### Exercise details
Write out the whole fee increase notice below, word for word.

### Extract
Fees for Destination Market Inspection of Fresh Fruits and Vegetables and Other Products: Fee Increase

3 actions from September 20th, 1999 to April 2000

  • September 20th, 1999
  • November 19th, 1999
    • NPRM Comment Period End
  • April 2000
    • Final Action
 

Table of Contents Back to Top

EFFECTIVE DATE: Back to Top

January 15, 2004.

FOR FURTHER INFORMATION CONTACT: Back to Top

Rita Bibbs-Booth, USDA, 1400 Independence Ave., SW., Room 0640-S, Washington, DC 20250-0295, or call (202) 720-0391.

SUPPLEMENTARY INFORMATION: Back to Top

Executive Order 12866 and Regulatory Flexibility Act Back to Top

This rule has been determined to be “non-significant” for the purposes of Executive Order 12866. Therefore, it has not been reviewed by the Office of Management and Budget.

Also, pursuant to the requirements set forth in the Regulatory Flexibility Act (RFA), AMS has considered the economic impact of this action on small entities. Accordingly, AMS has proposed this final regulatory flexibility analysis.

The purpose of the RFA is to fit regulatory actions to the scale of businesses subject to such actions in order that small businesses will not be unduly or disproportionately burdened. The action described herein is being taken for several reasons, including that additional user fee revenues are needed to cover the costs of: (1) Providing current program operations and services; (2) improving the timeliness with which inspection services are provided; and (3) improving the work environment.

(A run of records)

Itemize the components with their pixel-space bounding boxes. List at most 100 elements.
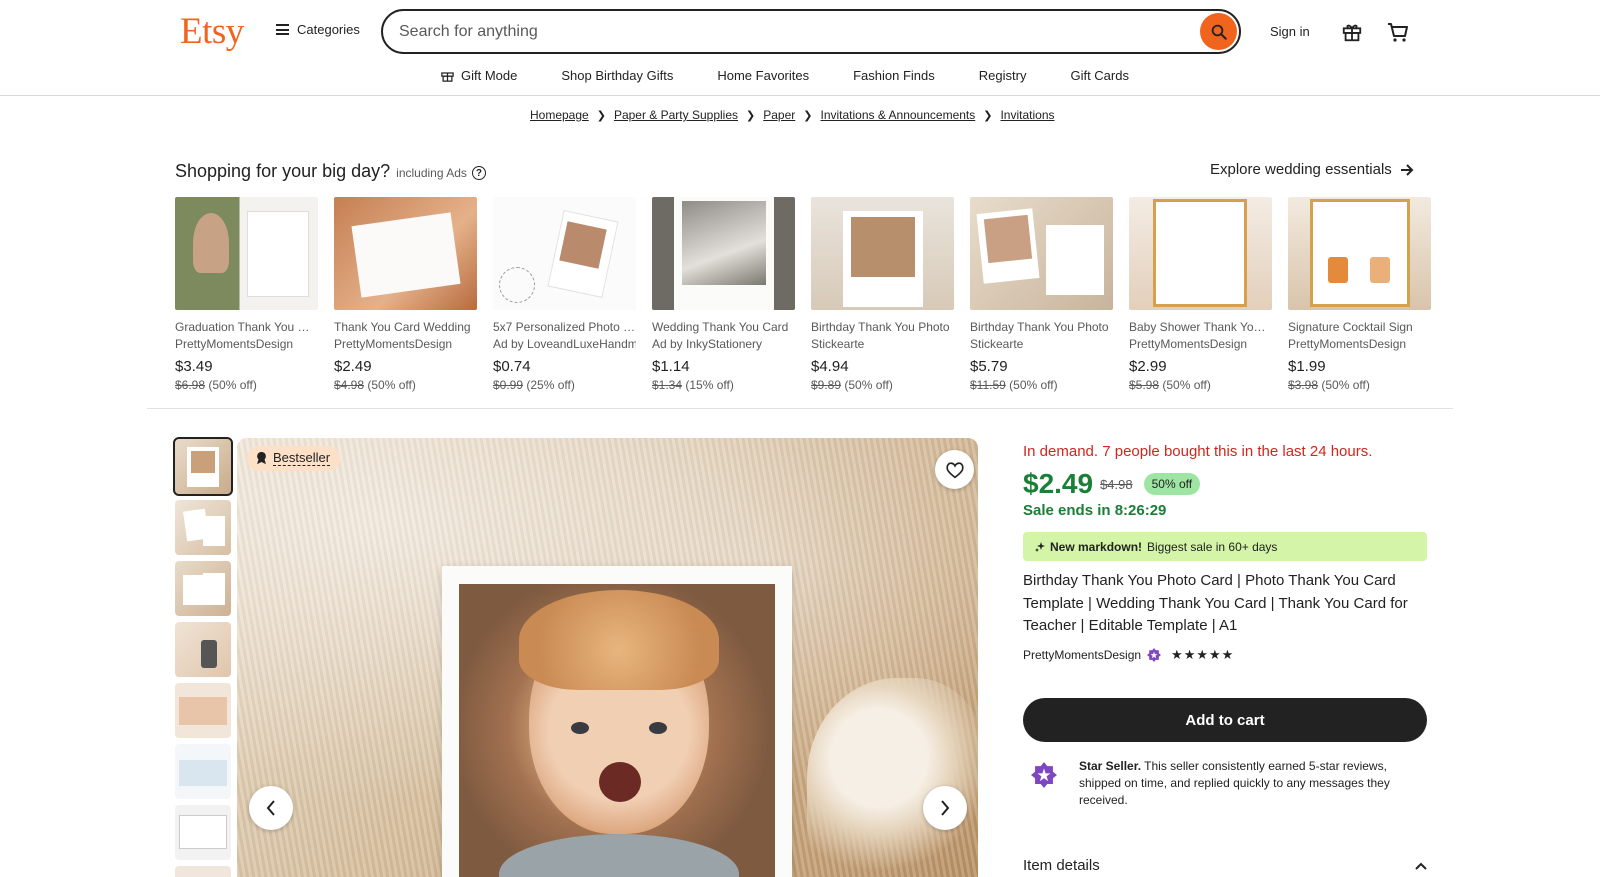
ad-title: Thank You Card Wedding — [334, 320, 471, 334]
search-input[interactable] — [399, 11, 1159, 52]
ad-card[interactable]: Graduation Thank You Card PrettyMomentsD… — [175, 197, 318, 392]
photo-card — [442, 566, 792, 877]
ad-original-price: $3.98 (50% off) — [1288, 378, 1370, 392]
ad-card[interactable]: Signature Cocktail Sign PrettyMomentsDes… — [1288, 197, 1431, 392]
sparkle-icon — [1035, 541, 1045, 552]
ad-original-price: $6.98 (50% off) — [175, 378, 257, 392]
thumbnail-image[interactable] — [173, 437, 233, 496]
subnav-gift-cards[interactable]: Gift Cards — [1070, 68, 1129, 83]
gift-icon[interactable] — [1341, 21, 1363, 48]
ad-original-price: $4.98 (50% off) — [334, 378, 416, 392]
ad-title: Baby Shower Thank You Sign — [1129, 320, 1272, 334]
ads-note[interactable]: including Ads ? — [396, 166, 486, 180]
ad-shop: PrettyMomentsDesign — [334, 337, 453, 351]
price-row: $2.49 $4.98 50% off — [1023, 468, 1201, 500]
search-icon — [1211, 24, 1227, 40]
breadcrumb-paper-party[interactable]: Paper & Party Supplies — [614, 108, 738, 122]
thumbnail-image[interactable] — [175, 500, 231, 555]
chevron-up-icon — [1415, 862, 1427, 870]
breadcrumb-paper[interactable]: Paper — [763, 108, 795, 122]
ad-card[interactable]: Baby Shower Thank You Sign PrettyMoments… — [1129, 197, 1272, 392]
next-image-button[interactable] — [923, 786, 967, 830]
ad-price: $3.49 — [175, 358, 213, 375]
ad-price: $2.49 — [334, 358, 372, 375]
search-button[interactable] — [1200, 13, 1237, 50]
thumbnail-image[interactable] — [175, 622, 231, 677]
discount-badge: 50% off — [1143, 473, 1201, 495]
subnav: Gift Mode Shop Birthday Gifts Home Favor… — [0, 64, 1600, 96]
thumbnail-image[interactable] — [175, 561, 231, 616]
ad-card[interactable]: Wedding Thank You Card Ad by InkyStation… — [652, 197, 795, 392]
ad-title: Graduation Thank You Card — [175, 320, 318, 334]
thumbnail-image[interactable] — [175, 683, 231, 738]
subnav-shop-birthday-gifts[interactable]: Shop Birthday Gifts — [561, 68, 673, 83]
item-details-toggle[interactable]: Item details — [1023, 857, 1427, 874]
original-price: $4.98 — [1100, 476, 1133, 492]
ad-card[interactable]: Birthday Thank You Photo Stickearte $5.7… — [970, 197, 1113, 392]
current-price: $2.49 — [1023, 468, 1094, 499]
ad-shop: PrettyMomentsDesign — [1129, 337, 1248, 351]
ad-price: $2.99 — [1129, 358, 1167, 375]
thumbnail-list — [173, 437, 233, 877]
favorite-button[interactable] — [935, 450, 974, 489]
thumbnail-image[interactable] — [175, 744, 231, 799]
shop-name-link[interactable]: PrettyMomentsDesign — [1023, 648, 1141, 662]
ad-price: $1.14 — [652, 358, 690, 375]
ad-card[interactable]: 5x7 Personalized Photo Card Ad by Lovean… — [493, 197, 636, 392]
ad-price: $1.99 — [1288, 358, 1326, 375]
ad-shop: PrettyMomentsDesign — [1288, 337, 1407, 351]
ad-shop: Stickearte — [970, 337, 1024, 351]
arrow-right-icon — [1400, 163, 1414, 176]
add-to-cart-button[interactable]: Add to cart — [1023, 698, 1427, 742]
explore-wedding-link[interactable]: Explore wedding essentials — [1210, 161, 1414, 178]
menu-icon — [276, 24, 289, 35]
photo-child — [459, 584, 775, 877]
sign-in-link[interactable]: Sign in — [1270, 24, 1310, 39]
ads-section-title: Shopping for your big day? including Ads… — [175, 161, 486, 182]
ad-original-price: $5.98 (50% off) — [1129, 378, 1211, 392]
cart-icon[interactable] — [1386, 20, 1410, 49]
ad-image — [970, 197, 1113, 310]
star-seller-text: Star Seller. This seller consistently ea… — [1079, 758, 1429, 809]
subnav-gift-mode[interactable]: Gift Mode — [440, 68, 517, 83]
subnav-fashion-finds[interactable]: Fashion Finds — [853, 68, 935, 83]
ads-row: Graduation Thank You Card PrettyMomentsD… — [175, 197, 1431, 392]
breadcrumb-invitations[interactable]: Invitations — [1000, 108, 1054, 122]
section-divider — [147, 408, 1453, 409]
main-product-image[interactable]: Bestseller — [237, 438, 978, 877]
ad-image — [652, 197, 795, 310]
star-seller-icon — [1147, 648, 1162, 662]
chevron-right-icon: ❯ — [596, 109, 606, 122]
markdown-text: Biggest sale in 60+ days — [1147, 539, 1278, 554]
ad-price: $4.94 — [811, 358, 849, 375]
breadcrumb-homepage[interactable]: Homepage — [530, 108, 589, 122]
gift-icon — [441, 72, 454, 82]
ad-original-price: $1.34 (15% off) — [652, 378, 734, 392]
previous-image-button[interactable] — [249, 786, 293, 830]
subnav-registry[interactable]: Registry — [979, 68, 1027, 83]
etsy-logo[interactable]: Etsy — [180, 10, 244, 53]
ad-image — [334, 197, 477, 310]
award-icon — [257, 451, 266, 465]
thumbnail-image[interactable] — [175, 805, 231, 860]
bestseller-badge[interactable]: Bestseller — [247, 446, 341, 471]
thumbnail-image[interactable] — [175, 866, 231, 877]
chevron-right-icon: ❯ — [983, 109, 993, 122]
ad-image — [1288, 197, 1431, 310]
demand-notice: In demand. 7 people bought this in the l… — [1023, 443, 1373, 460]
ad-title: Wedding Thank You Card — [652, 320, 789, 334]
ad-shop: Stickearte — [811, 337, 865, 351]
ad-title: Signature Cocktail Sign — [1288, 320, 1413, 334]
categories-label: Categories — [297, 22, 360, 37]
ad-card[interactable]: Thank You Card Wedding PrettyMomentsDesi… — [334, 197, 477, 392]
ad-card[interactable]: Birthday Thank You Photo Stickearte $4.9… — [811, 197, 954, 392]
listing-title: Birthday Thank You Photo Card | Photo Th… — [1023, 572, 1408, 634]
breadcrumb-invitations-announcements[interactable]: Invitations & Announcements — [820, 108, 975, 122]
markdown-banner: New markdown! Biggest sale in 60+ days — [1023, 532, 1427, 561]
rating-stars-icon[interactable]: ★★★★★ — [1171, 647, 1234, 663]
ad-price: $0.74 — [493, 358, 531, 375]
subnav-home-favorites[interactable]: Home Favorites — [717, 68, 809, 83]
categories-button[interactable]: Categories — [276, 22, 360, 37]
ad-image — [811, 197, 954, 310]
shop-row: PrettyMomentsDesign ★★★★★ — [1023, 647, 1234, 663]
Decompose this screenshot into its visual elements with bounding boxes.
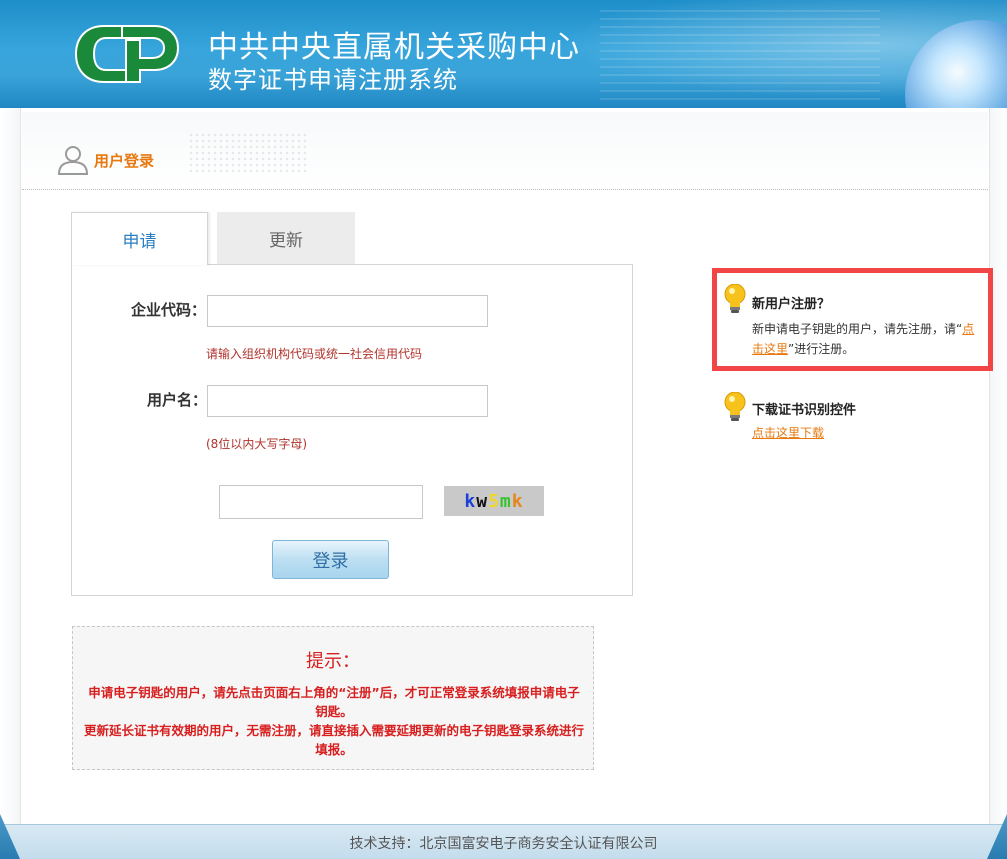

### Written reply
Fees for Destination Market Inspection of Fresh Fruits and Vegetables and Other Products: Fee Increase

3 actions from September 20th, 1999 to April 2000

  • September 20th, 1999
  • November 19th, 1999
    • NPRM Comment Period End
  • April 2000
    • Final Action
 

Table of Contents Back to Top

EFFECTIVE DATE: Back to Top

January 15, 2004.

FOR FURTHER INFORMATION CONTACT: Back to Top

Rita Bibbs-Booth, USDA, 1400 Independence Ave., SW., Room 0640-S, Washington, DC 20250-0295, or call (202) 720-0391.

SUPPLEMENTARY INFORMATION: Back to Top

Executive Order 12866 and Regulatory Flexibility Act Back to Top

This rule has been determined to be “non-significant” for the purposes of Executive Order 12866. Therefore, it has not been reviewed by the Office of Management and Budget.

Also, pursuant to the requirements set forth in the Regulatory Flexibility Act (RFA), AMS has considered the economic impact of this action on small entities. Accordingly, AMS has proposed this final regulatory flexibility analysis.

The purpose of the RFA is to fit regulatory actions to the scale of businesses subject to such actions in order that small businesses will not be unduly or disproportionately burdened. The action described herein is being taken for several reasons, including that additional user fee revenues are needed to cover the costs of: (1) Providing current program operations and services; (2) improving the timeliness with which inspection services are provided; and (3) improving the work environment.